**REQUIRED TASK**
Check each line below for the word "القف", and copy those that have it.

**THE INPUT**
+===+
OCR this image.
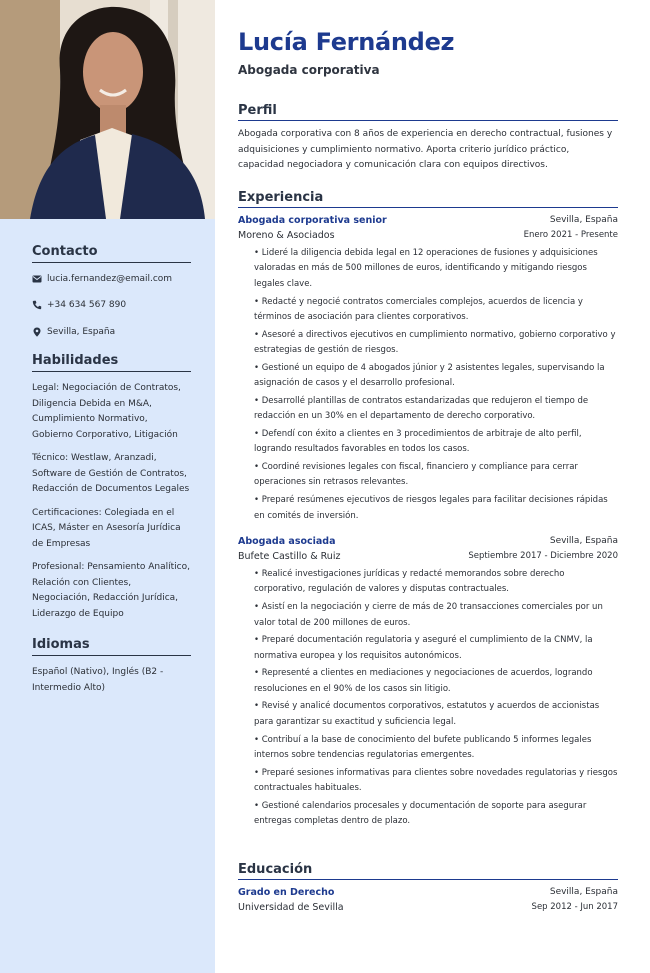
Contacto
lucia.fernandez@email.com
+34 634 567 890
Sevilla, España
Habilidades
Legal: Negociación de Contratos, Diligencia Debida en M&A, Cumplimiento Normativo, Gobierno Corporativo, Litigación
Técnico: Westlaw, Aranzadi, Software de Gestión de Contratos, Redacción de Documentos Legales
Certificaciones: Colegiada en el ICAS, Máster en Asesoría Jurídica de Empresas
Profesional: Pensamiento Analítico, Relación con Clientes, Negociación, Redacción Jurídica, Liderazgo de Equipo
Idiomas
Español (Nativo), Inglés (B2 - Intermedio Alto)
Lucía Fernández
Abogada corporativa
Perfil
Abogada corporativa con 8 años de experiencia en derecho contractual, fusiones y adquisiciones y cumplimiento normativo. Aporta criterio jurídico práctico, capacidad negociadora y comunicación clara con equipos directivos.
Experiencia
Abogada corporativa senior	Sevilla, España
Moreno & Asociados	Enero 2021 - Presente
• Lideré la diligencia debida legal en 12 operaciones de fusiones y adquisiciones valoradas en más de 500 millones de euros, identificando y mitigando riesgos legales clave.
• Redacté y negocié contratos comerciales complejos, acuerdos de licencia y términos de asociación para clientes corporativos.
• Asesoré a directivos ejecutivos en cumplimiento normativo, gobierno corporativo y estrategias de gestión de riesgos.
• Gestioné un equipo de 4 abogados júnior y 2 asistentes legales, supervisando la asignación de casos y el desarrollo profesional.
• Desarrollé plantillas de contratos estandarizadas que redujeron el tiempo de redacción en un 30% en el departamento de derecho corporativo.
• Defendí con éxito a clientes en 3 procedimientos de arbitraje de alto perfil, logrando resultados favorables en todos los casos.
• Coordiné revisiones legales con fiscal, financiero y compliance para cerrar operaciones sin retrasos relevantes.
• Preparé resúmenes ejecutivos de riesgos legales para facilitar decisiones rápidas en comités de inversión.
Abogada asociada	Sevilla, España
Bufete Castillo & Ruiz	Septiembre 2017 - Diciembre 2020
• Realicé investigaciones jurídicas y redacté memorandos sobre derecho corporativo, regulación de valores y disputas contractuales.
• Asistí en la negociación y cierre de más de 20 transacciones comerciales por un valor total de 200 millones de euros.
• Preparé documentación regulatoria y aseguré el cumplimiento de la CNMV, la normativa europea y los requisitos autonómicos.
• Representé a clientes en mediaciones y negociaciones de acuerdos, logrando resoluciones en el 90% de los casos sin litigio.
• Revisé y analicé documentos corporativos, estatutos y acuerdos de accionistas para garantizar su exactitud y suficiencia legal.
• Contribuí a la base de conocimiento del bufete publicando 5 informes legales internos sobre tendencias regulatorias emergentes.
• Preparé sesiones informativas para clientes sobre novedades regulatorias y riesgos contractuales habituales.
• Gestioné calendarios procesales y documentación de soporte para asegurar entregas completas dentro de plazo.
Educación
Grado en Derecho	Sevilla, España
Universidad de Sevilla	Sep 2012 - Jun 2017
+===+
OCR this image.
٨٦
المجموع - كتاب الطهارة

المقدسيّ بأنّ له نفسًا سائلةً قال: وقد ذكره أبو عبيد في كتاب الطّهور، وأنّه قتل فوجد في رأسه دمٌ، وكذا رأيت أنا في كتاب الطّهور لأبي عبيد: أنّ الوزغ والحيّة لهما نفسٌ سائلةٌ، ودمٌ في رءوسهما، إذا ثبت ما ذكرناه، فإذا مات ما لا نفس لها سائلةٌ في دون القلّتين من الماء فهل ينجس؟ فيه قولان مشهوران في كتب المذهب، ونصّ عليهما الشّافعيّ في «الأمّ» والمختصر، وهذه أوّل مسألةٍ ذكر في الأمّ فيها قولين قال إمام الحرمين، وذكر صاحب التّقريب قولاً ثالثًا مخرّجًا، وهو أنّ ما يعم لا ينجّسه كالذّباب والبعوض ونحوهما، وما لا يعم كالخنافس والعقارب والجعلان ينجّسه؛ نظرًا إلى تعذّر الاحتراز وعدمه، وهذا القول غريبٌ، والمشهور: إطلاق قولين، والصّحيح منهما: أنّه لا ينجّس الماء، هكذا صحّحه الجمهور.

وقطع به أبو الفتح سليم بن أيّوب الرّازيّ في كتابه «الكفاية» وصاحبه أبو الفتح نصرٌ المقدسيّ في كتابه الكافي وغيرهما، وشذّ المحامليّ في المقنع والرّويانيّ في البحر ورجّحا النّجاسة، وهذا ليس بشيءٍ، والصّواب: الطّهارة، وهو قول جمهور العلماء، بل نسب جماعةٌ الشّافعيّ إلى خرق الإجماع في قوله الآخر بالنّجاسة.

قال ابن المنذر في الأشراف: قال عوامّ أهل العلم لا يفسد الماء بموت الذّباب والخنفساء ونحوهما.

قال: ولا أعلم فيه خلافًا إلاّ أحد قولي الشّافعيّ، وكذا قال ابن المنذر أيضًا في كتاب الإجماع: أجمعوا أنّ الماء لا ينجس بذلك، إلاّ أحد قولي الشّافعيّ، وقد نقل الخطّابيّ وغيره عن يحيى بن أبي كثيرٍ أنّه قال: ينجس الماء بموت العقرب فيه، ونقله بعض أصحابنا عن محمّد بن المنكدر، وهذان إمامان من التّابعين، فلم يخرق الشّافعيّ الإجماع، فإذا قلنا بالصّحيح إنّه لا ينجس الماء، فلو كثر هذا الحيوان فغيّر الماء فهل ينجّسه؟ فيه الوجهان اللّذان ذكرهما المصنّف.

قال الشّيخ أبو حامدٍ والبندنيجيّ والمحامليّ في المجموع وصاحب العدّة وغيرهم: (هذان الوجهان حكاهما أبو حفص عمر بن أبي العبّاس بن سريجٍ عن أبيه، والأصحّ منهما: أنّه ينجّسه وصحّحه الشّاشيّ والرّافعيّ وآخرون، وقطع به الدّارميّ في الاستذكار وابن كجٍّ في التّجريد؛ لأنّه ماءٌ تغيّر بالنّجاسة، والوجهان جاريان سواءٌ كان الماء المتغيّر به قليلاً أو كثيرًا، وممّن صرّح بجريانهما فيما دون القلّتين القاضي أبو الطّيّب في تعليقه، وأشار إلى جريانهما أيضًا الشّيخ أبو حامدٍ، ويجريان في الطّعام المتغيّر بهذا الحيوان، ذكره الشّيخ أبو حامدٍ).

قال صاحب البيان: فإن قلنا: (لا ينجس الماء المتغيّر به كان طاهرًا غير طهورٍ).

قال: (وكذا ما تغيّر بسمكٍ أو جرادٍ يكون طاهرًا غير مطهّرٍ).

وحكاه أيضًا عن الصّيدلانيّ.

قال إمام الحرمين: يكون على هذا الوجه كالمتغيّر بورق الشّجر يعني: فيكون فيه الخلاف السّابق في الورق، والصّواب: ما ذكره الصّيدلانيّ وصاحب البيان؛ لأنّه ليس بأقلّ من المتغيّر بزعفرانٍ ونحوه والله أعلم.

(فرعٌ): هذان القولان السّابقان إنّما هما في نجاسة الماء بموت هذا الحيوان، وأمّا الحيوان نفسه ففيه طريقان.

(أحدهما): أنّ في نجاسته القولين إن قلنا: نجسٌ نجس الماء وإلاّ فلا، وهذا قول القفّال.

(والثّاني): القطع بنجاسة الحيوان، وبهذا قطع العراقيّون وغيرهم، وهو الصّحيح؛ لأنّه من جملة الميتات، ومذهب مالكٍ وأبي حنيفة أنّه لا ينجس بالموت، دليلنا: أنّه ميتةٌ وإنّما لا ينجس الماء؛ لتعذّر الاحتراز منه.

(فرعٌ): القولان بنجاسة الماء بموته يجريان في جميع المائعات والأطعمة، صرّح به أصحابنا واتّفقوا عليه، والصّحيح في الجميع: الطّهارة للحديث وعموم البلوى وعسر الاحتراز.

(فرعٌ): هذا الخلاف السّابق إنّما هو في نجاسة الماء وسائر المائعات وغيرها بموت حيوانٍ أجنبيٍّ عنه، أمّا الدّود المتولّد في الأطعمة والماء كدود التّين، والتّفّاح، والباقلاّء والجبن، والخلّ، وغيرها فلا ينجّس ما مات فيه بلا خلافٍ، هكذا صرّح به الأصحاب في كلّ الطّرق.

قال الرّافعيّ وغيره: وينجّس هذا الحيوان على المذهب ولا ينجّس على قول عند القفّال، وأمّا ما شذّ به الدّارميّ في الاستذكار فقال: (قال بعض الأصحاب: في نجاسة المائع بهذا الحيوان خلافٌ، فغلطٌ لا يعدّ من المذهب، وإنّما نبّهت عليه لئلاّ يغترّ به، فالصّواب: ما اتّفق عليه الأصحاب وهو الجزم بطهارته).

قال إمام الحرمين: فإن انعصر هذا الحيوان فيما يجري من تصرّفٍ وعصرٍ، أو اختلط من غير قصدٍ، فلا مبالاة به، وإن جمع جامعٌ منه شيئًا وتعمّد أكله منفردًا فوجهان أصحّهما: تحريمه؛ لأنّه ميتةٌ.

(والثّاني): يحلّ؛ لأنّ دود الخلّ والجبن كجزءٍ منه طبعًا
+===+
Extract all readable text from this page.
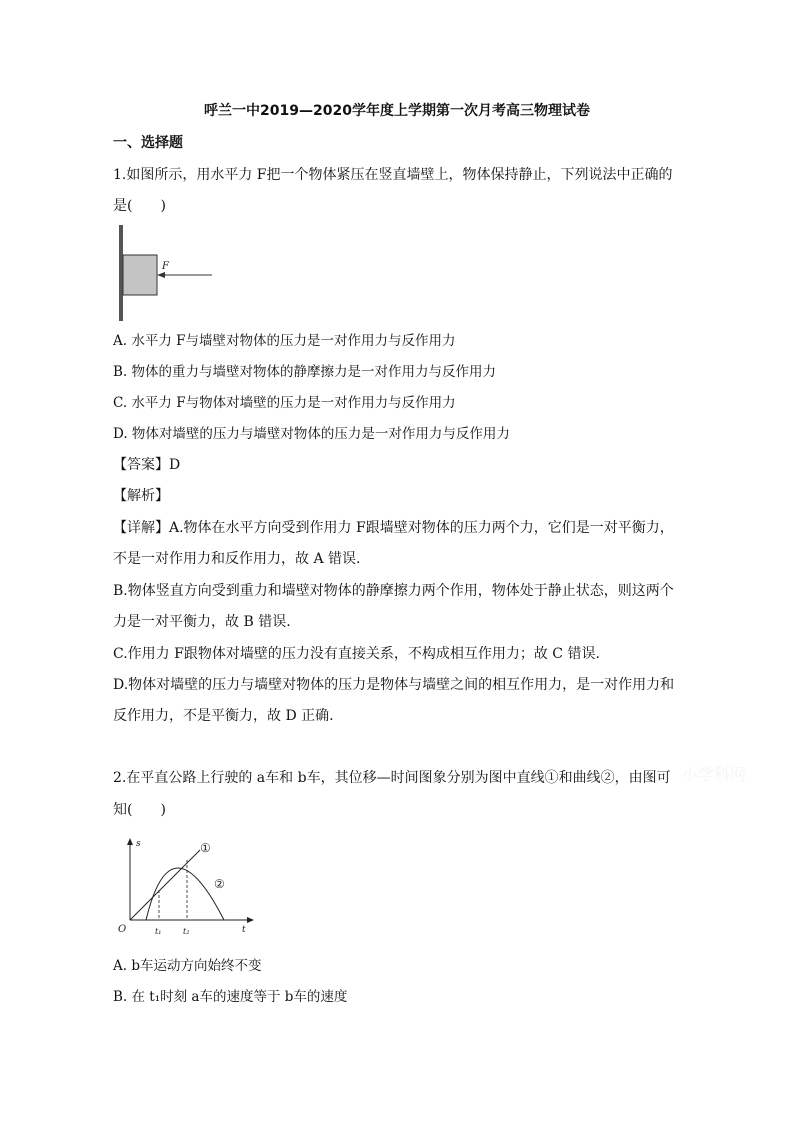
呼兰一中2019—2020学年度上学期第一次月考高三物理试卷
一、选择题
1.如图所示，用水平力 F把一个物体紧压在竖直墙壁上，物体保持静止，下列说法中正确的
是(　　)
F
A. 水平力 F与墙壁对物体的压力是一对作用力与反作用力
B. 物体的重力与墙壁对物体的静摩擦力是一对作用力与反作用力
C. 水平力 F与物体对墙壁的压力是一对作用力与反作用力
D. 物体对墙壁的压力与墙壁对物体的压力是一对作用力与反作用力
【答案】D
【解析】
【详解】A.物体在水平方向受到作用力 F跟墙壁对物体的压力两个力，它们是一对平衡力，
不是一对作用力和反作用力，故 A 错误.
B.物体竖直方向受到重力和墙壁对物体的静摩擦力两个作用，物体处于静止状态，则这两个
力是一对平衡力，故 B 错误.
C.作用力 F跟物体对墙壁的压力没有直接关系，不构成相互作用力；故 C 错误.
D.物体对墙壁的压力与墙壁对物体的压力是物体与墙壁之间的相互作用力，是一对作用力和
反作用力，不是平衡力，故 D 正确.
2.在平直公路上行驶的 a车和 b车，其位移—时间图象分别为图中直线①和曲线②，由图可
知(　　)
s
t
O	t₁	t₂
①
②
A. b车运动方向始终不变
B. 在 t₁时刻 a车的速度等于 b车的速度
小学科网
+===+
**ANSWER TO THIS PROBLEM**
(أحدهما): أنّ في نجاسته القولين إن قلنا: نجسٌ نجس الماء وإلاّ فلا، وهذا قول القفّال.
قال الرّافعيّ وغيره: وينجّس هذا الحيوان على المذهب ولا ينجّس على قول عند القفّال، وأمّا ما شذّ به الدّارميّ في الاستذكار فقال: (قال بعض الأصحاب: في نجاسة المائع بهذا الحيوان خلافٌ، فغلطٌ لا يعدّ من المذهب، وإنّما نبّهت عليه لئلاّ يغترّ به، فالصّواب: ما اتّفق عليه الأصحاب وهو الجزم بطهارته).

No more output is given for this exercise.